## Task instructions:
Return all lines that include the string "from".
>>>>>
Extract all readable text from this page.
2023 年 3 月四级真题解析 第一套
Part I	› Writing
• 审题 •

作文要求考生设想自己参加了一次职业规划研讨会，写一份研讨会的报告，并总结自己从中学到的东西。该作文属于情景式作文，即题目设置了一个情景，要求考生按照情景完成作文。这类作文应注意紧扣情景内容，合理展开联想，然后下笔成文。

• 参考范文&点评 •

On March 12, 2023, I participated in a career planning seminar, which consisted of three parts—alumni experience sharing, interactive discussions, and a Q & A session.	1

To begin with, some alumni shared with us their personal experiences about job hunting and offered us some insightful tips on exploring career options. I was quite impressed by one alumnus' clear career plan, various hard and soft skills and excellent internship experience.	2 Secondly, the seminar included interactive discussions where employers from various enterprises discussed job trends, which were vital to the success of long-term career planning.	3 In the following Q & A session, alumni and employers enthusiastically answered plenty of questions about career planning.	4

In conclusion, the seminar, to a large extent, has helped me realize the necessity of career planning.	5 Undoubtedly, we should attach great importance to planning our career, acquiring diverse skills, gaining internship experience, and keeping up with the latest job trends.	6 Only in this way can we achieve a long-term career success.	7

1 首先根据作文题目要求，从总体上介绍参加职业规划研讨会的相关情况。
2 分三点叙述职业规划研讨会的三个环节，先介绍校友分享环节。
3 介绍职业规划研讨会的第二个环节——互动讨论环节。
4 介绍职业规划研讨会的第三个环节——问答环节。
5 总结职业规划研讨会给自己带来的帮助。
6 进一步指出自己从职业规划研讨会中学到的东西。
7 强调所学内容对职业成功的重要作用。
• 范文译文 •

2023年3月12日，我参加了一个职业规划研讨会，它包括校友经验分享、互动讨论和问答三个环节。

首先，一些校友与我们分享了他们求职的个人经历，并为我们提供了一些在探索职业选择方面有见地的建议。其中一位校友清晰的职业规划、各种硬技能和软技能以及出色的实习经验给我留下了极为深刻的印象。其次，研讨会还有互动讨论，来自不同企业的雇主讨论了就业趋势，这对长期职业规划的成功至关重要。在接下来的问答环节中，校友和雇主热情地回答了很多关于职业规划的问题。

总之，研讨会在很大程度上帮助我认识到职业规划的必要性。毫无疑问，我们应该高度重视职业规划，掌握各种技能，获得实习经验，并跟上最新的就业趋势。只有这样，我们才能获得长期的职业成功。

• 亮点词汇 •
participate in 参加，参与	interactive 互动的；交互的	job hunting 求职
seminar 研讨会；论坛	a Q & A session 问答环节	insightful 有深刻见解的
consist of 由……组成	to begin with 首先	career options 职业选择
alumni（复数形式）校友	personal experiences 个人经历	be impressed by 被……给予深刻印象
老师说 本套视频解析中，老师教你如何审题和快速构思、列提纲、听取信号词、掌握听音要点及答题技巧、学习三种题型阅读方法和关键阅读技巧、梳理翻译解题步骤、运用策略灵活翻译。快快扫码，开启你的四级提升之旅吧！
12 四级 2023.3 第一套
<<<<<
>>>>>
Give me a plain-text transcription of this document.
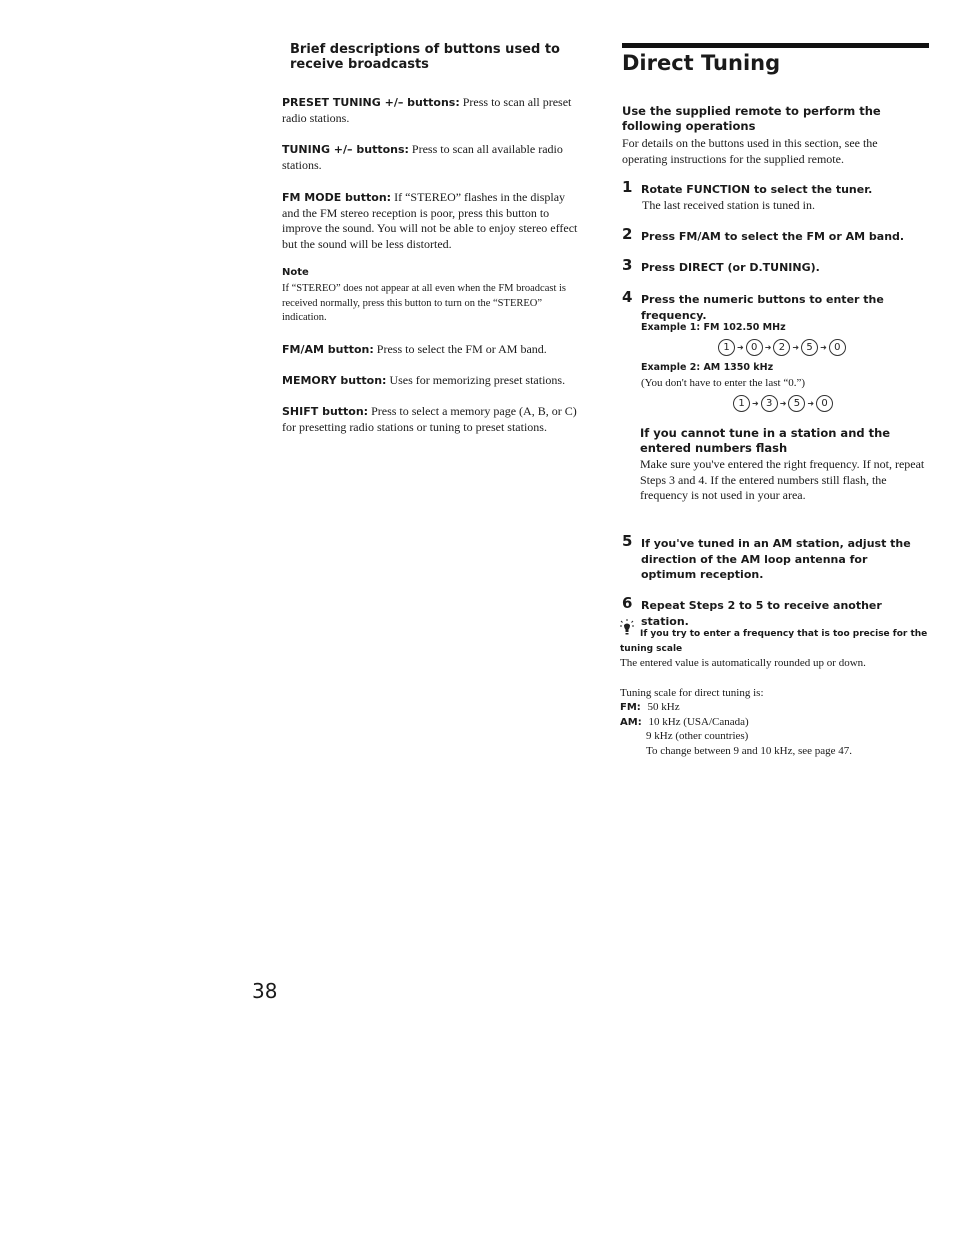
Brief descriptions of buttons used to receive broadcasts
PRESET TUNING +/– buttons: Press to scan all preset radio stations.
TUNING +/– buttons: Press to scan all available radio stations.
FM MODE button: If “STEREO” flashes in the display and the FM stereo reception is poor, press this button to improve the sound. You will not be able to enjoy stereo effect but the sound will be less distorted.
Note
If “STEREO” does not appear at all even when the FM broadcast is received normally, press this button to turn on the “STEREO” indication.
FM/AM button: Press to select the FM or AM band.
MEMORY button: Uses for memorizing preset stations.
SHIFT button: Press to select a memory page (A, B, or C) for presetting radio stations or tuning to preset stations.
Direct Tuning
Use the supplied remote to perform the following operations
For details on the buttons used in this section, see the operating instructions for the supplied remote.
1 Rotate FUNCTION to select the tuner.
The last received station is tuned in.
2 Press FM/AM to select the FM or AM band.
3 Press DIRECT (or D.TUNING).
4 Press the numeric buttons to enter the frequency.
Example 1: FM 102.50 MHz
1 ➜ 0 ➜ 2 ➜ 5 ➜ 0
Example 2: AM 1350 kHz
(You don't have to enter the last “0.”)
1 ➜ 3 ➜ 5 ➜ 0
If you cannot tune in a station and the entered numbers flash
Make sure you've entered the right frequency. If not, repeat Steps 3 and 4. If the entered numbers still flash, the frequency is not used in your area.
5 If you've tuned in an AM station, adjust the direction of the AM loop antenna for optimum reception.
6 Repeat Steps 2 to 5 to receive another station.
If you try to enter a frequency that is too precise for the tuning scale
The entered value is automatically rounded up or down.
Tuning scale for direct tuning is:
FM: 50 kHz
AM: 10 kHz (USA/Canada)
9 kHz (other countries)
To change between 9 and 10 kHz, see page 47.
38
<<<<<
>>>>>
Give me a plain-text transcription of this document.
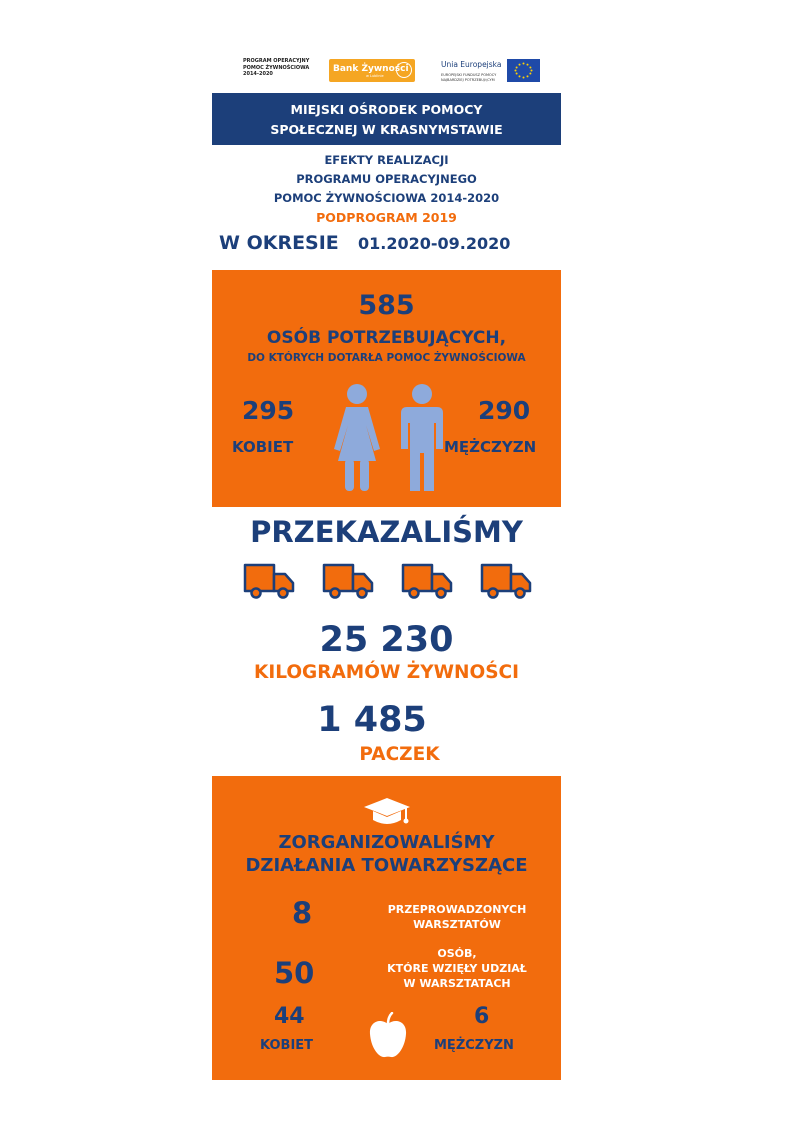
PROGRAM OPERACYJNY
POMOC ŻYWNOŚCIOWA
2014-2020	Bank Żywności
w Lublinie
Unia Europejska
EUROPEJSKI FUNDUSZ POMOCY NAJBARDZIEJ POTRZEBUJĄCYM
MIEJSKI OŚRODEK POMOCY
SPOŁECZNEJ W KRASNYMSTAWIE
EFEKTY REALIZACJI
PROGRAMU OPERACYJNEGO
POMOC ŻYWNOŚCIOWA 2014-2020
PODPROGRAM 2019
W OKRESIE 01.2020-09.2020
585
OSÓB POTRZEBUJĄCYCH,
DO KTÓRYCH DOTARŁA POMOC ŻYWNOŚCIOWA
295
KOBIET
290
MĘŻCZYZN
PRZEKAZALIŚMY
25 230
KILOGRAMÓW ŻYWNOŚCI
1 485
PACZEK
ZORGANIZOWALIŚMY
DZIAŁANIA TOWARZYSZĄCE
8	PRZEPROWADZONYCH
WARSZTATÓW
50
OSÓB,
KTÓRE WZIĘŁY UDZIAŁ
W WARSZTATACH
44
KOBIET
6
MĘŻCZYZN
<<<<<
## Task solution:
Extract all readable text from this page.
To begin with, some alumni shared with us their personal experiences about job hunting and offered us some insightful tips on exploring career options. I was quite impressed by one alumnus' clear career plan, various hard and soft skills and excellent internship experience.	2 Secondly, the seminar included interactive discussions where employers from various enterprises discussed job trends, which were vital to the success of long-term career planning.	3 In the following Q & A session, alumni and employers enthusiastically answered plenty of questions about career planning.	4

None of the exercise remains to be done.